TASK LIST —
1. Copy the part of the rooflight glazing text that begins at the words "For domestic applications, the" and stops after "Approved Document L1B.".
2. Summarize the rooflight glazing text in two sentences.

READING PASSAGE —
——————————
To avoid any ambiguity it is fairly essential that the architect, structural engineer and rooflight manufacturer discuss large rooflight installations, likely weights, load bearings, site access, and lifting capacity at an early stage to avoid any problems down the line. It is not advisable to leave this for the builder to deal with at the last minute.

Another area for consideration should be the safety of large areas of glazing situated high up in a roof structure. Regardless of size your rooflight should meet the BS 5516-2: 2004 patent glazing and sloping glazing for buildings standard. This code of practice for sloping glazing defines that inner panes must always be laminated wherever rooflights are more than 5 metres above floor level (increased to 13 metres for panes less than 3 square metres) or are located over water (e.g. swimming pools).

The Standard permits the use of toughened inner panes in other applications (for example where rooflights are less than 5 metres from floor level), but only where a stringent risk assessment for the particular application has been completed and has concluded that the use of toughened glass does not give any additional risk to those below the rooflight.

It is important to understand when specifying glass for use in rooflights that the combination of interlayer and glass panes that make up the complete section is critical in achieving your desired performance. Laminated glass is two or more sheets of glass bonded together with a plastic interlayer.

This interlayer holds the glass together and will be retained in the frame if either or both of the glass sheets should break. It is therefore a safety glass and can be used in overhead glazing.

Annealed glass is not as strong as toughened glass and is susceptible to thermal fracture. This is caused when there is a significant temperature difference within the same piece of glass and is likely to occur where adjacent structure or trees, for instance, could cast a shadow across the glass, with part of it in sunshine and part in shade. It can also be caused by other finishes being located close to the underside of the glass, where heat coming in through the glass is reflected back to the underside.

As all Stella rooflights are bespoke it provides our customers with the opportunity to discuss their requirements to ensure that their rooflight glazing is the right specification for their project.

For more information on large rooflights and laminated glazing read our blog.

Part L – Conservation of Fuel & Power

Consists of four parts:

  1. Conservation of fuel & power in new dwellings
  2. Conservation of fuel & power in existing dwellings
  3. Conservation of fuel & power in new buildings other than dwellings
  4. Conservation of fuel & power in existing buildings other than dwellings

For domestic applications, the minimum acceptable standards for the thermal performance of rooflights in new build work are defined in Building Regulations Approved Document L1A and for all other work in Building Regulations Approved Document L1B.

One of the main reasons for installing rooflights in a building is to provide a source of bright, natural light which reduces the requirement for artificial lighting. Natural daylight has significant advantages over artificial light. Apart from being free, it is an unlimited natural resource, which rooflights make good use of. Using artificial light requires energy, so reducing your dependency on this type of lighting will also cut the CO₂ emissions which result from using artificial light.
——————————
EXCERPTED RECORDS —
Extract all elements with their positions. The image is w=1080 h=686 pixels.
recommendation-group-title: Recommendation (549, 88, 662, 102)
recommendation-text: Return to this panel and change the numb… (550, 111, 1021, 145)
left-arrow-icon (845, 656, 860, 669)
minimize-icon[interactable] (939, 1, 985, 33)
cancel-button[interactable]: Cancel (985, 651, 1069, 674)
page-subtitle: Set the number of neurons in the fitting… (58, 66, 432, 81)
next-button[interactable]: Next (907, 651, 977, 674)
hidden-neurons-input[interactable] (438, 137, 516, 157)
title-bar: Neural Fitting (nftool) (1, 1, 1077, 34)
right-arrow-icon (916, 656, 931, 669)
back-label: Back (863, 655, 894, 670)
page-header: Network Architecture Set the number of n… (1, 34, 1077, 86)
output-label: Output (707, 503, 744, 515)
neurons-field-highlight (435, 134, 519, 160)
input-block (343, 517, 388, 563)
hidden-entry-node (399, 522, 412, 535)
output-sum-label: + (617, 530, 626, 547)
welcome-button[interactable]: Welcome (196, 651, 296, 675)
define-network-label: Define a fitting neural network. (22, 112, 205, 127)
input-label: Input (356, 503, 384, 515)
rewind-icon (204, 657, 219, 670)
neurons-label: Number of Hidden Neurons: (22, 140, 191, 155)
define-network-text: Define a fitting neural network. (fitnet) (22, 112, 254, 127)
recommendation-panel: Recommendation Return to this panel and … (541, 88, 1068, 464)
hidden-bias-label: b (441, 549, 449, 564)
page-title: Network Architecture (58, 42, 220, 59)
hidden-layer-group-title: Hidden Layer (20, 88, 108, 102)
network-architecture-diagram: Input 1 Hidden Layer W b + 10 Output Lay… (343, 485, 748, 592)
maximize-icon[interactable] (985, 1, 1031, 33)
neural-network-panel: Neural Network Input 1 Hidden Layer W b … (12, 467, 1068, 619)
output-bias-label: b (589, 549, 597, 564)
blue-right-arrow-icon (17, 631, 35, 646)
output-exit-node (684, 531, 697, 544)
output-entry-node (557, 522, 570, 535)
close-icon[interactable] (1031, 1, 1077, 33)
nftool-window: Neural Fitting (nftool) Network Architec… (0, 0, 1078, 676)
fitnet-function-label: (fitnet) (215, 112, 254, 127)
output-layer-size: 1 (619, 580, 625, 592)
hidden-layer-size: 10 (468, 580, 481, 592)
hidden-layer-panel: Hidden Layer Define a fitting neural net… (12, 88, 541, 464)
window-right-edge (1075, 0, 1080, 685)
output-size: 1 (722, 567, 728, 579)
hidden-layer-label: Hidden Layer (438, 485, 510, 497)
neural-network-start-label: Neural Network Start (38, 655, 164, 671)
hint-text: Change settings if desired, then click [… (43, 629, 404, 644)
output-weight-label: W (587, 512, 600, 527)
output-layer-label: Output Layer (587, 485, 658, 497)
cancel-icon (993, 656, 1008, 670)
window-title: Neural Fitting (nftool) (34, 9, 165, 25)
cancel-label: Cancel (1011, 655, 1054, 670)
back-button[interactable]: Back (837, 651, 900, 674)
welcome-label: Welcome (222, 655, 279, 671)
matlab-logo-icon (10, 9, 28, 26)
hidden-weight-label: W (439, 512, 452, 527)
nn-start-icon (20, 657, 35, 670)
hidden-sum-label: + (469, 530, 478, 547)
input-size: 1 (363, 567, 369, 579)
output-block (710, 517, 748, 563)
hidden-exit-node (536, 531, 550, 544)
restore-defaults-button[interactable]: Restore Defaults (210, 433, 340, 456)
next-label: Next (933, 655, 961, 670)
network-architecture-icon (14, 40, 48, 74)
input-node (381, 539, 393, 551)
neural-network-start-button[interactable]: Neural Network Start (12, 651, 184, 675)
——————————
RESPONSES TO THE EXERCISE —
1.
For domestic applications, the minimum acceptable standards for the thermal performance of rooflights in new build work are defined in Building Regulations Approved Document L1A and for all other work in Building Regulations Approved Document L1B.

2. The architect, structural engineer and rooflight manufacturer should discuss large rooflight installations early, and rooflights should meet BS 5516-2: 2004, which requires laminated inner panes where they are more than 5 metres above floor level or over water. Laminated glass stays in the frame if its sheets break, making it a safety glass for overhead use, while annealed glass is weaker and prone to thermal fracture; rooflights also provide natural daylight that reduces reliance on artificial light and its CO₂ emissions.